──────── SUPPLIED ENTRIES

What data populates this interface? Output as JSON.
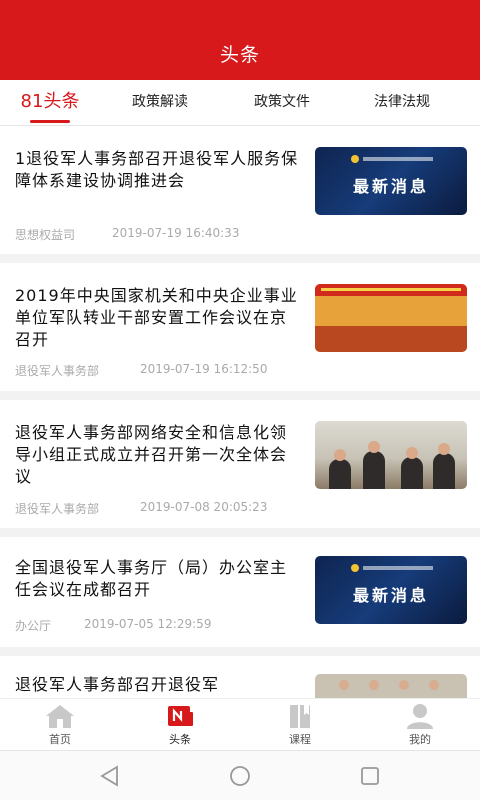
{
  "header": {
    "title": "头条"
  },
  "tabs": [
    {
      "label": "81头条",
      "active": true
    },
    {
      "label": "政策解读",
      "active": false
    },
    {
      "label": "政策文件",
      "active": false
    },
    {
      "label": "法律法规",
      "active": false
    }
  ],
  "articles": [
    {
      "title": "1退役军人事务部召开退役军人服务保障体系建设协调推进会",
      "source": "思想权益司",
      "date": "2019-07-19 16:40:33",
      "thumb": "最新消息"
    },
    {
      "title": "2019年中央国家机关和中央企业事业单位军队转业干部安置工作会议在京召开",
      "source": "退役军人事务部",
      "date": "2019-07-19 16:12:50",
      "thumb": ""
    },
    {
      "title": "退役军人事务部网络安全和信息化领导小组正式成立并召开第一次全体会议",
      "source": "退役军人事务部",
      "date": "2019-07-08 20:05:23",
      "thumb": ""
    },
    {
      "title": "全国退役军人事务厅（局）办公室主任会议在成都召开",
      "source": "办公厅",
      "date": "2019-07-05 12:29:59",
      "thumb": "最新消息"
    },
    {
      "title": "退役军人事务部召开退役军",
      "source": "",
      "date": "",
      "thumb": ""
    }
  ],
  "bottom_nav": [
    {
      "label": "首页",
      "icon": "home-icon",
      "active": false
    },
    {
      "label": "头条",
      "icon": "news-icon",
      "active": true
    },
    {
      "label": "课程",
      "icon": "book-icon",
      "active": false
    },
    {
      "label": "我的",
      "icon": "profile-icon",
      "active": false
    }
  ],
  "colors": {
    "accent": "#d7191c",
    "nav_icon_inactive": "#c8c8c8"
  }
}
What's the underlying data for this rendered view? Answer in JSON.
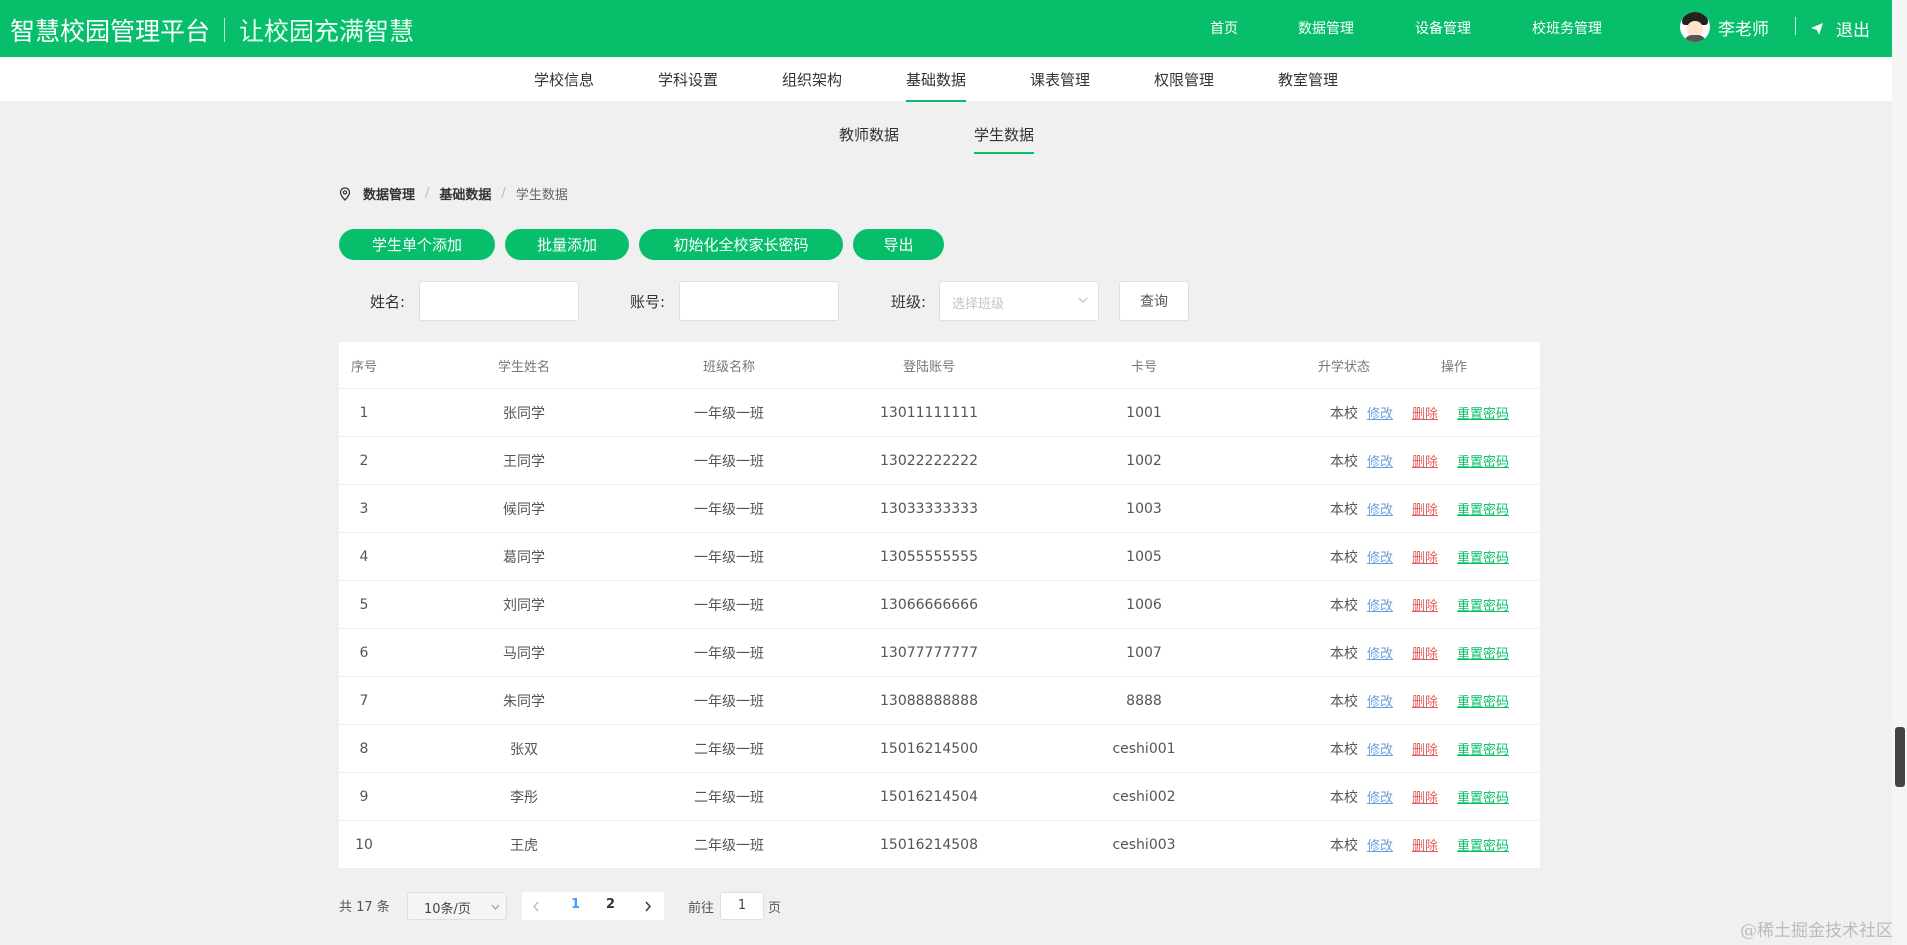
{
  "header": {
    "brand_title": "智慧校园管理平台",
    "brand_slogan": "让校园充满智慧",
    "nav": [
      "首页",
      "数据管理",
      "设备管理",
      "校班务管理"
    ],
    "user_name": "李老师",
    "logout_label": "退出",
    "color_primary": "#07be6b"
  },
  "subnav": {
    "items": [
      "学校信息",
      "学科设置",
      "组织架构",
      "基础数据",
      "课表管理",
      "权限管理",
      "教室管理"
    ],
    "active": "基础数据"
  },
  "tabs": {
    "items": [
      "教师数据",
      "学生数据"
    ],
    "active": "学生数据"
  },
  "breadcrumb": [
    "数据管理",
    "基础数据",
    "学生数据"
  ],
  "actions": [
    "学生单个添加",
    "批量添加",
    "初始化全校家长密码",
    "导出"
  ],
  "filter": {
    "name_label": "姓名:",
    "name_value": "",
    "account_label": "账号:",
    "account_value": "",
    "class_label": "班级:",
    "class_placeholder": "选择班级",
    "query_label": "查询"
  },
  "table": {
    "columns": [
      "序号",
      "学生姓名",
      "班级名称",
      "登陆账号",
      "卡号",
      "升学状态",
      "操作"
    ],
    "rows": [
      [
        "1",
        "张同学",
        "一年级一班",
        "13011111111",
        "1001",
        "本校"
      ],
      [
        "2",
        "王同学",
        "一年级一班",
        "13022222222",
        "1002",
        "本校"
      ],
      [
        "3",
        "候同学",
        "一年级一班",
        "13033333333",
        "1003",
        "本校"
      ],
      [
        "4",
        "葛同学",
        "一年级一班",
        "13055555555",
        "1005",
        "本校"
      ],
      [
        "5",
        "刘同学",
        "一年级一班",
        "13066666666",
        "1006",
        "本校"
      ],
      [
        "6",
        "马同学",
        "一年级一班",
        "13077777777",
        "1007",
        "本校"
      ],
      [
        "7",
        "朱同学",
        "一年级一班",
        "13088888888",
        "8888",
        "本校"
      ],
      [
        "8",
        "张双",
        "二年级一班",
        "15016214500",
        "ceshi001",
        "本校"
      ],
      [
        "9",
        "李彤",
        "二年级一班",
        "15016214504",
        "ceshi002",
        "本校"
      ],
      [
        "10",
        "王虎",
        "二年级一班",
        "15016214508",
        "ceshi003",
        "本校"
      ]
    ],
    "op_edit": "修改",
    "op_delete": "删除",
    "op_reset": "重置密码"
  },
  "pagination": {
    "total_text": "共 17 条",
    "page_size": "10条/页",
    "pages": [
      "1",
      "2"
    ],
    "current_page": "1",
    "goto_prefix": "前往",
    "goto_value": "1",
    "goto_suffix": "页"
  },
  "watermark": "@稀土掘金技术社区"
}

────────────────

* [YOUR GOAL]:
Report how many lines in this data include the string "JSON", and nothing else.

* [RESULT OF THIS EXERCISE]:
2